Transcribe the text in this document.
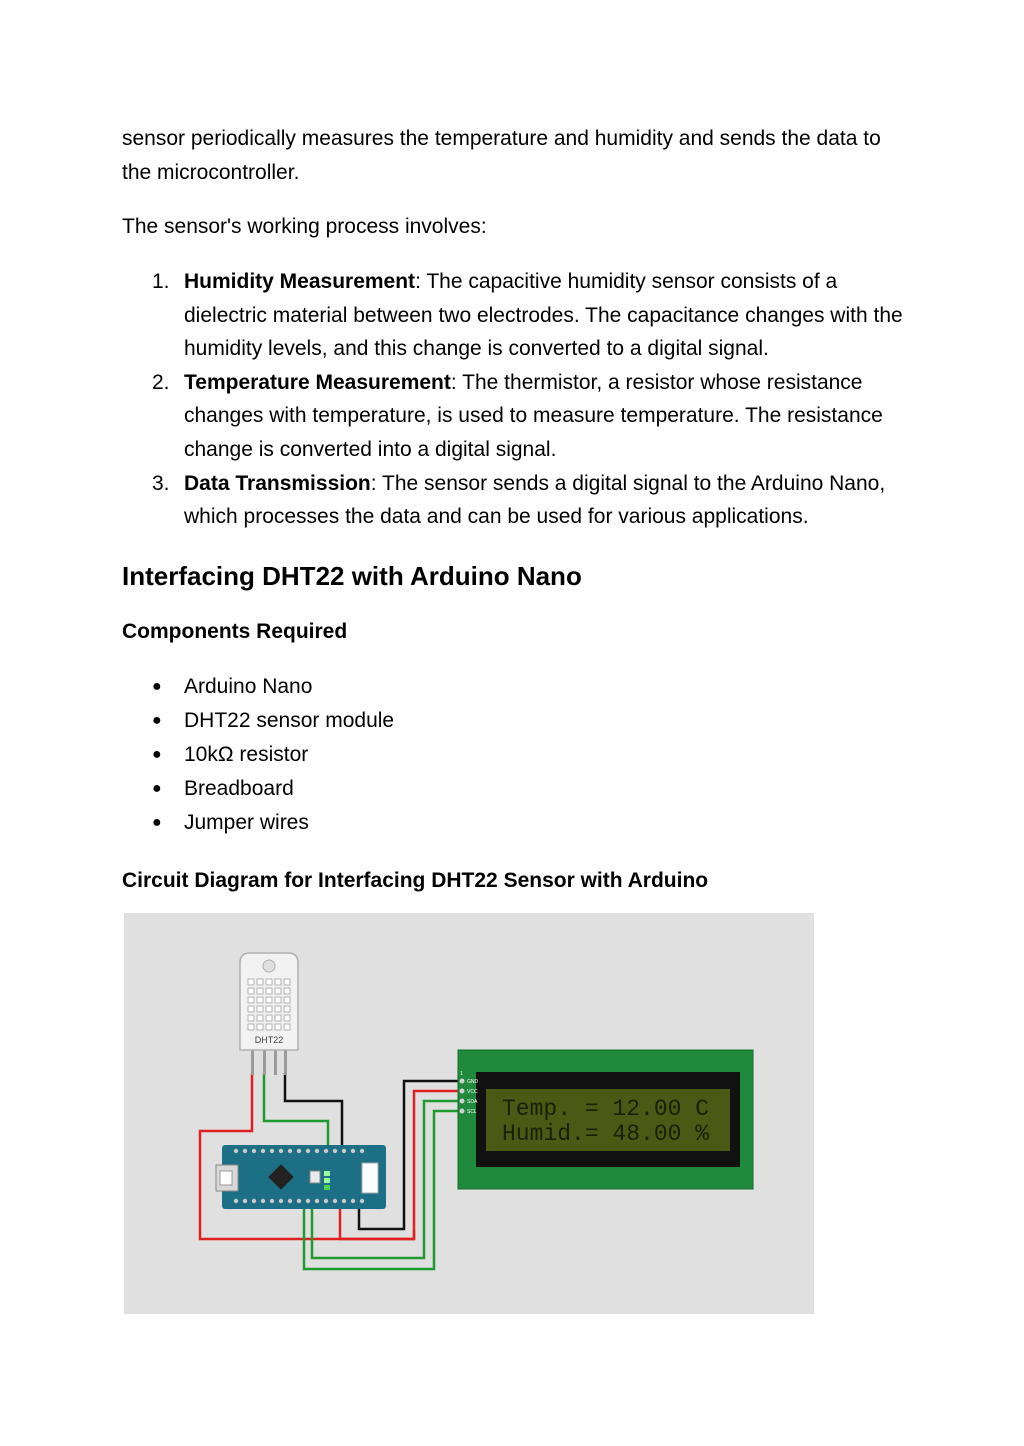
sensor periodically measures the temperature and humidity and sends the data to the microcontroller.
The sensor's working process involves:
1. Humidity Measurement: The capacitive humidity sensor consists of a dielectric material between two electrodes. The capacitance changes with the humidity levels, and this change is converted to a digital signal.
2. Temperature Measurement: The thermistor, a resistor whose resistance changes with temperature, is used to measure temperature. The resistance change is converted into a digital signal.
3. Data Transmission: The sensor sends a digital signal to the Arduino Nano, which processes the data and can be used for various applications.
Interfacing DHT22 with Arduino Nano
Components Required
● Arduino Nano
● DHT22 sensor module
● 10kΩ resistor
● Breadboard
● Jumper wires
Circuit Diagram for Interfacing DHT22 Sensor with Arduino
DHT22
Temp. = 12.00 C
Humid.= 48.00 %
1
GND
VCC
SDA
SCL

--

◆ **WRITTEN INSTRUCTION**:
Can the entries above be repeated exactly, without their pictures?

◆ **SOLUTION**:
Transcribe the text in this document.
sensor periodically measures the temperature and humidity and sends the data to the microcontroller.
The sensor's working process involves:
1. Humidity Measurement: The capacitive humidity sensor consists of a dielectric material between two electrodes. The capacitance changes with the humidity levels, and this change is converted to a digital signal.
2. Temperature Measurement: The thermistor, a resistor whose resistance changes with temperature, is used to measure temperature. The resistance change is converted into a digital signal.
3. Data Transmission: The sensor sends a digital signal to the Arduino Nano, which processes the data and can be used for various applications.
Interfacing DHT22 with Arduino Nano
Components Required
● Arduino Nano
● DHT22 sensor module
● 10kΩ resistor
● Breadboard
● Jumper wires
Circuit Diagram for Interfacing DHT22 Sensor with Arduino
DHT22
Temp. = 12.00 C
Humid.= 48.00 %
1
GND
VCC
SDA
SCL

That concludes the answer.